◆ **EXERCISE REQUIREMENTS**
Give the number of lines in the data that contain "xlabel", and nothing more.

Items from a figure collection:
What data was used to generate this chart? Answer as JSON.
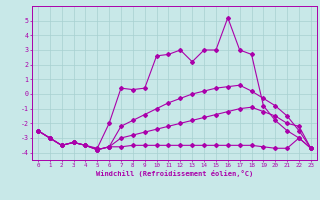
{
  "title": "",
  "xlabel": "Windchill (Refroidissement éolien,°C)",
  "bg_color": "#c8e8e8",
  "grid_color": "#a8d0d0",
  "line_color": "#aa00aa",
  "x": [
    0,
    1,
    2,
    3,
    4,
    5,
    6,
    7,
    8,
    9,
    10,
    11,
    12,
    13,
    14,
    15,
    16,
    17,
    18,
    19,
    20,
    21,
    22,
    23
  ],
  "line1": [
    -2.5,
    -3.0,
    -3.5,
    -3.3,
    -3.5,
    -3.7,
    -2.0,
    0.4,
    0.3,
    0.4,
    2.6,
    2.7,
    3.0,
    2.2,
    3.0,
    3.0,
    5.2,
    3.0,
    2.7,
    -0.8,
    -1.8,
    -2.5,
    -3.0,
    -3.7
  ],
  "line2": [
    -2.5,
    -3.0,
    -3.5,
    -3.3,
    -3.5,
    -3.8,
    -3.6,
    -3.6,
    -3.5,
    -3.5,
    -3.5,
    -3.5,
    -3.5,
    -3.5,
    -3.5,
    -3.5,
    -3.5,
    -3.5,
    -3.5,
    -3.6,
    -3.7,
    -3.7,
    -3.0,
    -3.7
  ],
  "line3": [
    -2.5,
    -3.0,
    -3.5,
    -3.3,
    -3.5,
    -3.8,
    -3.6,
    -3.0,
    -2.8,
    -2.6,
    -2.4,
    -2.2,
    -2.0,
    -1.8,
    -1.6,
    -1.4,
    -1.2,
    -1.0,
    -0.9,
    -1.2,
    -1.5,
    -2.0,
    -2.2,
    -3.7
  ],
  "line4": [
    -2.5,
    -3.0,
    -3.5,
    -3.3,
    -3.5,
    -3.8,
    -3.6,
    -2.2,
    -1.8,
    -1.4,
    -1.0,
    -0.6,
    -0.3,
    0.0,
    0.2,
    0.4,
    0.5,
    0.6,
    0.2,
    -0.3,
    -0.8,
    -1.5,
    -2.5,
    -3.7
  ],
  "ylim": [
    -4.5,
    6.0
  ],
  "yticks": [
    -4,
    -3,
    -2,
    -1,
    0,
    1,
    2,
    3,
    4,
    5
  ],
  "xlim": [
    -0.5,
    23.5
  ]
}
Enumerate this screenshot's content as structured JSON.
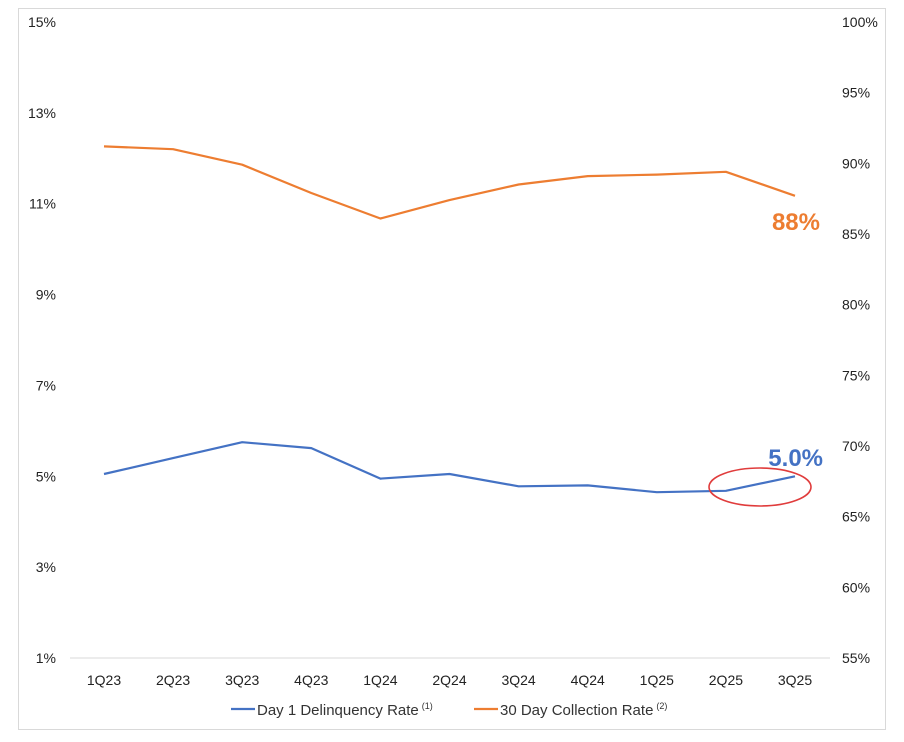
{
  "chart_data": {
    "type": "line",
    "categories": [
      "1Q23",
      "2Q23",
      "3Q23",
      "4Q23",
      "1Q24",
      "2Q24",
      "3Q24",
      "4Q24",
      "1Q25",
      "2Q25",
      "3Q25"
    ],
    "y_left": {
      "ticks": [
        "15%",
        "13%",
        "11%",
        "9%",
        "7%",
        "5%",
        "3%",
        "1%"
      ],
      "range": [
        1,
        15
      ]
    },
    "y_right": {
      "ticks": [
        "100%",
        "95%",
        "90%",
        "85%",
        "80%",
        "75%",
        "70%",
        "65%",
        "60%",
        "55%"
      ],
      "range": [
        55,
        100
      ]
    },
    "series": [
      {
        "name": "Day 1 Delinquency Rate",
        "footnote": "(1)",
        "axis": "left",
        "color": "#4472C4",
        "values": [
          5.05,
          5.4,
          5.75,
          5.62,
          4.95,
          5.05,
          4.78,
          4.8,
          4.65,
          4.68,
          5.0
        ],
        "end_label": "5.0%"
      },
      {
        "name": "30 Day Collection Rate",
        "footnote": "(2)",
        "axis": "right",
        "color": "#ED7D31",
        "values": [
          91.2,
          91.0,
          89.9,
          87.9,
          86.1,
          87.4,
          88.5,
          89.1,
          89.2,
          89.4,
          87.7
        ],
        "end_label": "88%"
      }
    ],
    "annotation": {
      "type": "circle",
      "color": "#E03C3C",
      "category": "2Q25-3Q25"
    },
    "legend_position": "bottom",
    "grid": false
  }
}
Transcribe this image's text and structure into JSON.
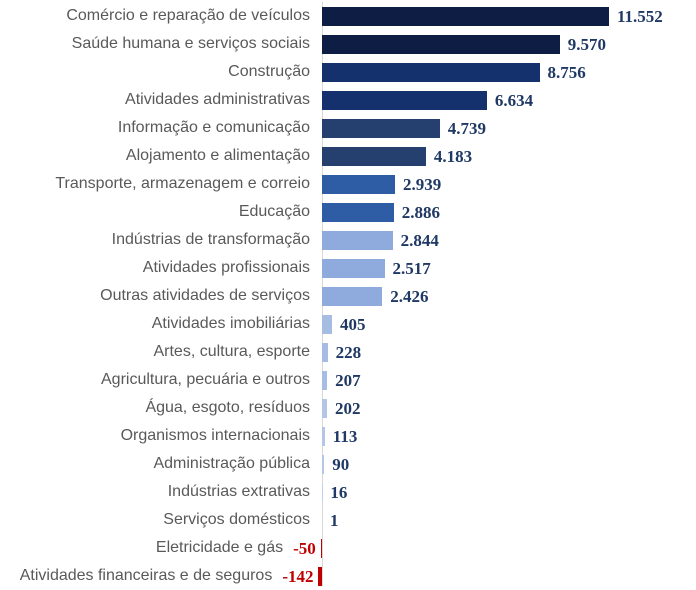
{
  "chart_data": {
    "type": "bar",
    "orientation": "horizontal",
    "title": "",
    "xlabel": "",
    "ylabel": "",
    "grid": false,
    "legend": false,
    "xlim": [
      -142,
      11552
    ],
    "categories": [
      "Comércio e reparação de veículos",
      "Saúde humana e serviços sociais",
      "Construção",
      "Atividades administrativas",
      "Informação e comunicação",
      "Alojamento e alimentação",
      "Transporte, armazenagem e correio",
      "Educação",
      "Indústrias de transformação",
      "Atividades profissionais",
      "Outras atividades de serviços",
      "Atividades imobiliárias",
      "Artes, cultura, esporte",
      "Agricultura, pecuária e outros",
      "Água, esgoto, resíduos",
      "Organismos internacionais",
      "Administração pública",
      "Indústrias extrativas",
      "Serviços domésticos",
      "Eletricidade e gás",
      "Atividades financeiras e de seguros"
    ],
    "values": [
      11552,
      9570,
      8756,
      6634,
      4739,
      4183,
      2939,
      2886,
      2844,
      2517,
      2426,
      405,
      228,
      207,
      202,
      113,
      90,
      16,
      1,
      -50,
      -142
    ],
    "value_labels": [
      "11.552",
      "9.570",
      "8.756",
      "6.634",
      "4.739",
      "4.183",
      "2.939",
      "2.886",
      "2.844",
      "2.517",
      "2.426",
      "405",
      "228",
      "207",
      "202",
      "113",
      "90",
      "16",
      "1",
      "-50",
      "-142"
    ],
    "bar_colors": [
      "#0E1D43",
      "#0E1D43",
      "#14316D",
      "#14316D",
      "#253F6E",
      "#253F6E",
      "#2E5DA6",
      "#2E5DA6",
      "#8FAADC",
      "#8FAADC",
      "#8FAADC",
      "#A6BCE3",
      "#A6BCE3",
      "#A6BCE3",
      "#B3C6E8",
      "#B3C6E8",
      "#B3C6E8",
      "#C0D0EC",
      "#C0D0EC",
      "#C00000",
      "#C00000"
    ],
    "label_color": "#595959",
    "value_color": "#1F3864",
    "negative_value_color": "#C00000",
    "axis_line_color": "#D8D8D8",
    "background": "#FFFFFF"
  }
}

◆ **RESULT OF THIS EXERCISE**
2